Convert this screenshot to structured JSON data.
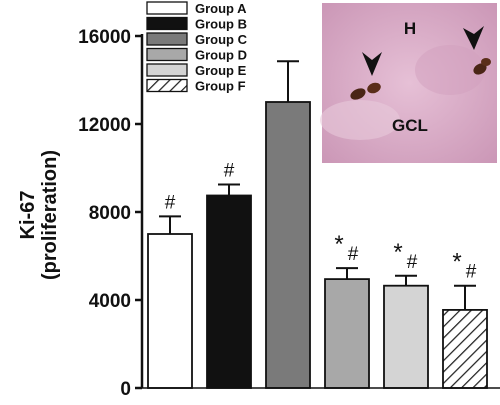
{
  "chart_data": {
    "type": "bar",
    "ylabel_line1": "Ki-67",
    "ylabel_line2": "(proliferation)",
    "ylim": [
      0,
      16000
    ],
    "yticks": [
      "0",
      "4000",
      "8000",
      "12000",
      "16000"
    ],
    "ytick_values": [
      0,
      4000,
      8000,
      12000,
      16000
    ],
    "series": [
      {
        "name": "Group A",
        "value": 7000,
        "error": 800,
        "fill": "#ffffff",
        "pattern": "none",
        "annotation": "#"
      },
      {
        "name": "Group B",
        "value": 8750,
        "error": 500,
        "fill": "#111111",
        "pattern": "none",
        "annotation": "#"
      },
      {
        "name": "Group C",
        "value": 13000,
        "error": 1850,
        "fill": "#7a7a7a",
        "pattern": "none",
        "annotation": ""
      },
      {
        "name": "Group D",
        "value": 4950,
        "error": 500,
        "fill": "#a8a8a8",
        "pattern": "none",
        "annotation": "*#"
      },
      {
        "name": "Group E",
        "value": 4650,
        "error": 450,
        "fill": "#d4d4d4",
        "pattern": "none",
        "annotation": "*#"
      },
      {
        "name": "Group F",
        "value": 3550,
        "error": 1100,
        "fill": "#ffffff",
        "pattern": "diagonal-hatch",
        "annotation": "*#"
      }
    ],
    "legend_position": "top-left inside plot",
    "grid": false
  },
  "inset": {
    "label_h": "H",
    "label_gcl": "GCL",
    "background_color": "#d9a9c4",
    "cell_color": "#4a2516"
  }
}
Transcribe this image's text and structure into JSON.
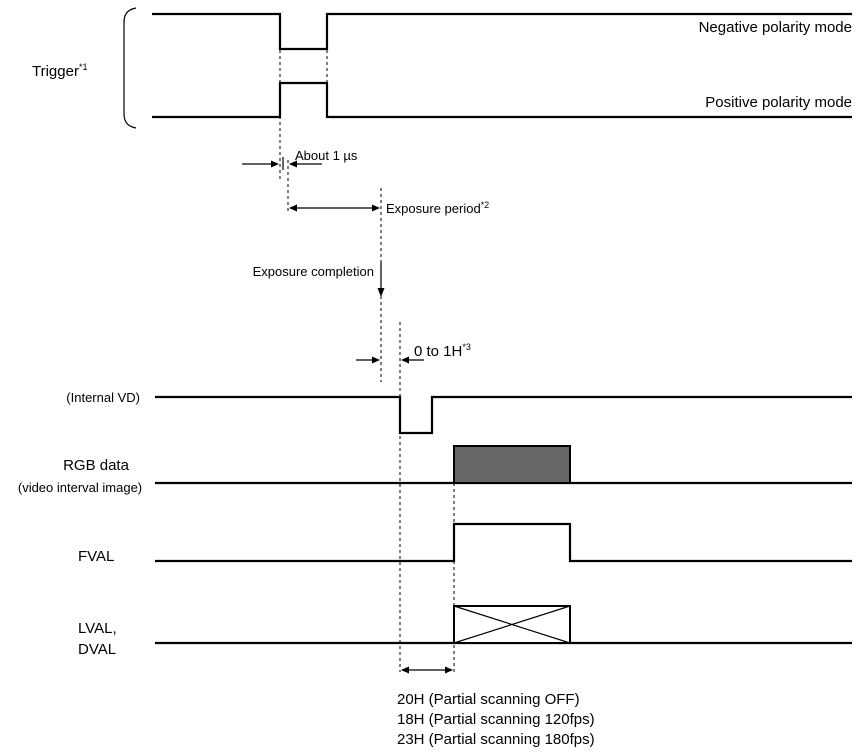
{
  "trigger": {
    "label": "Trigger",
    "label_note": "*1",
    "negative_mode": "Negative polarity mode",
    "positive_mode": "Positive polarity mode"
  },
  "timing": {
    "about_1us": "About 1 µs",
    "exposure_period": "Exposure period",
    "exposure_period_note": "*2",
    "exposure_completion": "Exposure completion",
    "zero_to_1h": "0 to 1H",
    "zero_to_1h_note": "*3"
  },
  "signals": {
    "internal_vd": "(Internal VD)",
    "rgb_data": "RGB data",
    "rgb_data_sub": "(video interval image)",
    "fval": "FVAL",
    "lval": "LVAL,",
    "dval": "DVAL"
  },
  "delay_notes": [
    "20H (Partial scanning OFF)",
    "18H (Partial scanning 120fps)",
    "23H (Partial scanning 180fps)"
  ],
  "colors": {
    "rgb_block": "#666666"
  }
}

__Problem details__:
Repeat the data exactly, dropping every picture it holds.

__Exercise response__:
Convert this screenshot to structured JSON data.
{
  "chart_data": {
    "type": "bar",
    "ylabel_line1": "Ki-67",
    "ylabel_line2": "(proliferation)",
    "ylim": [
      0,
      16000
    ],
    "yticks": [
      "0",
      "4000",
      "8000",
      "12000",
      "16000"
    ],
    "ytick_values": [
      0,
      4000,
      8000,
      12000,
      16000
    ],
    "series": [
      {
        "name": "Group A",
        "value": 7000,
        "error": 800,
        "fill": "#ffffff",
        "pattern": "none",
        "annotation": "#"
      },
      {
        "name": "Group B",
        "value": 8750,
        "error": 500,
        "fill": "#111111",
        "pattern": "none",
        "annotation": "#"
      },
      {
        "name": "Group C",
        "value": 13000,
        "error": 1850,
        "fill": "#7a7a7a",
        "pattern": "none",
        "annotation": ""
      },
      {
        "name": "Group D",
        "value": 4950,
        "error": 500,
        "fill": "#a8a8a8",
        "pattern": "none",
        "annotation": "*#"
      },
      {
        "name": "Group E",
        "value": 4650,
        "error": 450,
        "fill": "#d4d4d4",
        "pattern": "none",
        "annotation": "*#"
      },
      {
        "name": "Group F",
        "value": 3550,
        "error": 1100,
        "fill": "#ffffff",
        "pattern": "diagonal-hatch",
        "annotation": "*#"
      }
    ],
    "legend_position": "top-left inside plot",
    "grid": false
  },
  "inset": {
    "label_h": "H",
    "label_gcl": "GCL",
    "background_color": "#d9a9c4",
    "cell_color": "#4a2516"
  }
}
Transcribe this image's text and structure into JSON.
{
  "trigger": {
    "label": "Trigger",
    "label_note": "*1",
    "negative_mode": "Negative polarity mode",
    "positive_mode": "Positive polarity mode"
  },
  "timing": {
    "about_1us": "About 1 µs",
    "exposure_period": "Exposure period",
    "exposure_period_note": "*2",
    "exposure_completion": "Exposure completion",
    "zero_to_1h": "0 to 1H",
    "zero_to_1h_note": "*3"
  },
  "signals": {
    "internal_vd": "(Internal VD)",
    "rgb_data": "RGB data",
    "rgb_data_sub": "(video interval image)",
    "fval": "FVAL",
    "lval": "LVAL,",
    "dval": "DVAL"
  },
  "delay_notes": [
    "20H (Partial scanning OFF)",
    "18H (Partial scanning 120fps)",
    "23H (Partial scanning 180fps)"
  ],
  "colors": {
    "rgb_block": "#666666"
  }
}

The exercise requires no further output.